* _EXERCISE DETAILS_
Write out every entry word for word.

* _MATERIAL PROVIDED_
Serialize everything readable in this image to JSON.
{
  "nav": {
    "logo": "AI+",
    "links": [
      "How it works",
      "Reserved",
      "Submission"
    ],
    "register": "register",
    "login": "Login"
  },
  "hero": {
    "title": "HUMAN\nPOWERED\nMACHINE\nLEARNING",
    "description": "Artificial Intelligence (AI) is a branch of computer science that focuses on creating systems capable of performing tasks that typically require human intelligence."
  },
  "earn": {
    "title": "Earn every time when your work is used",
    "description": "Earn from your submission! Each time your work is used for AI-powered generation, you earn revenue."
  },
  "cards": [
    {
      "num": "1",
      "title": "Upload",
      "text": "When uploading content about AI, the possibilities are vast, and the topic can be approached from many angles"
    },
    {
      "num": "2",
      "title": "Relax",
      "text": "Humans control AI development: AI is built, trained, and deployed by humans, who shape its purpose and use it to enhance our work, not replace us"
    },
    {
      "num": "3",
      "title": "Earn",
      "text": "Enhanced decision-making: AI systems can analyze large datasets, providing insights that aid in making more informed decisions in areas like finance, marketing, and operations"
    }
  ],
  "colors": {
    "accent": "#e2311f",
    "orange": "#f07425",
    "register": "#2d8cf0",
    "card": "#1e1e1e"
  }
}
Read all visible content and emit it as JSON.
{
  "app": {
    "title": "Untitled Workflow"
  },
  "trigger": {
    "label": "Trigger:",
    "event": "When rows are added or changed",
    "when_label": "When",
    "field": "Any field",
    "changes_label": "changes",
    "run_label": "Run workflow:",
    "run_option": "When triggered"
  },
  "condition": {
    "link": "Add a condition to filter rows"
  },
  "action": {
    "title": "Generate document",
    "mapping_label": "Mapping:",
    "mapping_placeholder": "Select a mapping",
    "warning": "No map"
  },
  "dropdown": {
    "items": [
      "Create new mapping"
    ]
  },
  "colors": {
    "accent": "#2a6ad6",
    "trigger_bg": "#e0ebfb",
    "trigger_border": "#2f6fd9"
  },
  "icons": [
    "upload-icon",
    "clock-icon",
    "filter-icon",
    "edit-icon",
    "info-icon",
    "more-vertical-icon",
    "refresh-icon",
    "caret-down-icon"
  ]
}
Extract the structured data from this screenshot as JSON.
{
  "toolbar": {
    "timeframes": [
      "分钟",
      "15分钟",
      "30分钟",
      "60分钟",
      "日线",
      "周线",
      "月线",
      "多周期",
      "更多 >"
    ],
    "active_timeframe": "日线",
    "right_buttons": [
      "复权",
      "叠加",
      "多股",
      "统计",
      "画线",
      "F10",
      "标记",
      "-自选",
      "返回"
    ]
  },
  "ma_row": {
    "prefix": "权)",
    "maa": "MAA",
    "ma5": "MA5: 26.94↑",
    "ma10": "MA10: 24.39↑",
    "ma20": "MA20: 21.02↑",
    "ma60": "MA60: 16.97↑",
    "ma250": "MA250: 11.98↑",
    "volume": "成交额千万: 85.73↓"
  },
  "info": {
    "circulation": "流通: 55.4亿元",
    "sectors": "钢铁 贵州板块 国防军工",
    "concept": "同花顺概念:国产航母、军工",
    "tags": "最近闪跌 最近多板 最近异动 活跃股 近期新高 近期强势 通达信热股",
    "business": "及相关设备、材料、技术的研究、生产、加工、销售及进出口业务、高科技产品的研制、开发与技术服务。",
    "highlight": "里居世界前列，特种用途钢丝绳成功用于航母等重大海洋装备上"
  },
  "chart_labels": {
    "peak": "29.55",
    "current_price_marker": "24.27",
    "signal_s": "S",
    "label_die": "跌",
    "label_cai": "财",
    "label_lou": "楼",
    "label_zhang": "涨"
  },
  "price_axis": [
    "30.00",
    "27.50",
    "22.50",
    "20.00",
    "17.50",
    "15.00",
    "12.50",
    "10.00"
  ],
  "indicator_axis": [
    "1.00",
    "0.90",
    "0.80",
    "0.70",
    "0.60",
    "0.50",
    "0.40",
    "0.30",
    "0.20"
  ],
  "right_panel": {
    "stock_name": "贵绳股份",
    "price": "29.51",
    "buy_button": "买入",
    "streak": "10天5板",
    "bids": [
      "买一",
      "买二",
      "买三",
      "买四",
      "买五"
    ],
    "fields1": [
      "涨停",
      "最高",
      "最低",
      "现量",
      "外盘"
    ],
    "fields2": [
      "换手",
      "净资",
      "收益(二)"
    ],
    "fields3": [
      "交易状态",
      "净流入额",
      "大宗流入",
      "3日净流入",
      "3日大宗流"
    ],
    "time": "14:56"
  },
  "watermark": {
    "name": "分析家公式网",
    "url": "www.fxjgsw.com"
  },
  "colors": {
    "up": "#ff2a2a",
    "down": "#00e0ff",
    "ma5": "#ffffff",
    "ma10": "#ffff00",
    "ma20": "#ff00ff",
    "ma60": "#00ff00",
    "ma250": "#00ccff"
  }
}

* _EXERCISE ANSWER_
Serialize everything readable in this image to JSON.
{
  "nav": {
    "logo": "AI+",
    "links": [
      "How it works",
      "Reserved",
      "Submission"
    ],
    "register": "register",
    "login": "Login"
  },
  "hero": {
    "title": "HUMAN\nPOWERED\nMACHINE\nLEARNING",
    "description": "Artificial Intelligence (AI) is a branch of computer science that focuses on creating systems capable of performing tasks that typically require human intelligence."
  },
  "earn": {
    "title": "Earn every time when your work is used",
    "description": "Earn from your submission! Each time your work is used for AI-powered generation, you earn revenue."
  },
  "cards": [
    {
      "num": "1",
      "title": "Upload",
      "text": "When uploading content about AI, the possibilities are vast, and the topic can be approached from many angles"
    },
    {
      "num": "2",
      "title": "Relax",
      "text": "Humans control AI development: AI is built, trained, and deployed by humans, who shape its purpose and use it to enhance our work, not replace us"
    },
    {
      "num": "3",
      "title": "Earn",
      "text": "Enhanced decision-making: AI systems can analyze large datasets, providing insights that aid in making more informed decisions in areas like finance, marketing, and operations"
    }
  ],
  "colors": {
    "accent": "#e2311f",
    "orange": "#f07425",
    "register": "#2d8cf0",
    "card": "#1e1e1e"
  }
}
Read all visible content and emit it as JSON.
{
  "app": {
    "title": "Untitled Workflow"
  },
  "trigger": {
    "label": "Trigger:",
    "event": "When rows are added or changed",
    "when_label": "When",
    "field": "Any field",
    "changes_label": "changes",
    "run_label": "Run workflow:",
    "run_option": "When triggered"
  },
  "condition": {
    "link": "Add a condition to filter rows"
  },
  "action": {
    "title": "Generate document",
    "mapping_label": "Mapping:",
    "mapping_placeholder": "Select a mapping",
    "warning": "No map"
  },
  "dropdown": {
    "items": [
      "Create new mapping"
    ]
  },
  "colors": {
    "accent": "#2a6ad6",
    "trigger_bg": "#e0ebfb",
    "trigger_border": "#2f6fd9"
  },
  "icons": [
    "upload-icon",
    "clock-icon",
    "filter-icon",
    "edit-icon",
    "info-icon",
    "more-vertical-icon",
    "refresh-icon",
    "caret-down-icon"
  ]
}
Extract the structured data from this screenshot as JSON.
{
  "toolbar": {
    "timeframes": [
      "分钟",
      "15分钟",
      "30分钟",
      "60分钟",
      "日线",
      "周线",
      "月线",
      "多周期",
      "更多 >"
    ],
    "active_timeframe": "日线",
    "right_buttons": [
      "复权",
      "叠加",
      "多股",
      "统计",
      "画线",
      "F10",
      "标记",
      "-自选",
      "返回"
    ]
  },
  "ma_row": {
    "prefix": "权)",
    "maa": "MAA",
    "ma5": "MA5: 26.94↑",
    "ma10": "MA10: 24.39↑",
    "ma20": "MA20: 21.02↑",
    "ma60": "MA60: 16.97↑",
    "ma250": "MA250: 11.98↑",
    "volume": "成交额千万: 85.73↓"
  },
  "info": {
    "circulation": "流通: 55.4亿元",
    "sectors": "钢铁 贵州板块 国防军工",
    "concept": "同花顺概念:国产航母、军工",
    "tags": "最近闪跌 最近多板 最近异动 活跃股 近期新高 近期强势 通达信热股",
    "business": "及相关设备、材料、技术的研究、生产、加工、销售及进出口业务、高科技产品的研制、开发与技术服务。",
    "highlight": "里居世界前列，特种用途钢丝绳成功用于航母等重大海洋装备上"
  },
  "chart_labels": {
    "peak": "29.55",
    "current_price_marker": "24.27",
    "signal_s": "S",
    "label_die": "跌",
    "label_cai": "财",
    "label_lou": "楼",
    "label_zhang": "涨"
  },
  "price_axis": [
    "30.00",
    "27.50",
    "22.50",
    "20.00",
    "17.50",
    "15.00",
    "12.50",
    "10.00"
  ],
  "indicator_axis": [
    "1.00",
    "0.90",
    "0.80",
    "0.70",
    "0.60",
    "0.50",
    "0.40",
    "0.30",
    "0.20"
  ],
  "right_panel": {
    "stock_name": "贵绳股份",
    "price": "29.51",
    "buy_button": "买入",
    "streak": "10天5板",
    "bids": [
      "买一",
      "买二",
      "买三",
      "买四",
      "买五"
    ],
    "fields1": [
      "涨停",
      "最高",
      "最低",
      "现量",
      "外盘"
    ],
    "fields2": [
      "换手",
      "净资",
      "收益(二)"
    ],
    "fields3": [
      "交易状态",
      "净流入额",
      "大宗流入",
      "3日净流入",
      "3日大宗流"
    ],
    "time": "14:56"
  },
  "watermark": {
    "name": "分析家公式网",
    "url": "www.fxjgsw.com"
  },
  "colors": {
    "up": "#ff2a2a",
    "down": "#00e0ff",
    "ma5": "#ffffff",
    "ma10": "#ffff00",
    "ma20": "#ff00ff",
    "ma60": "#00ff00",
    "ma250": "#00ccff"
  }
}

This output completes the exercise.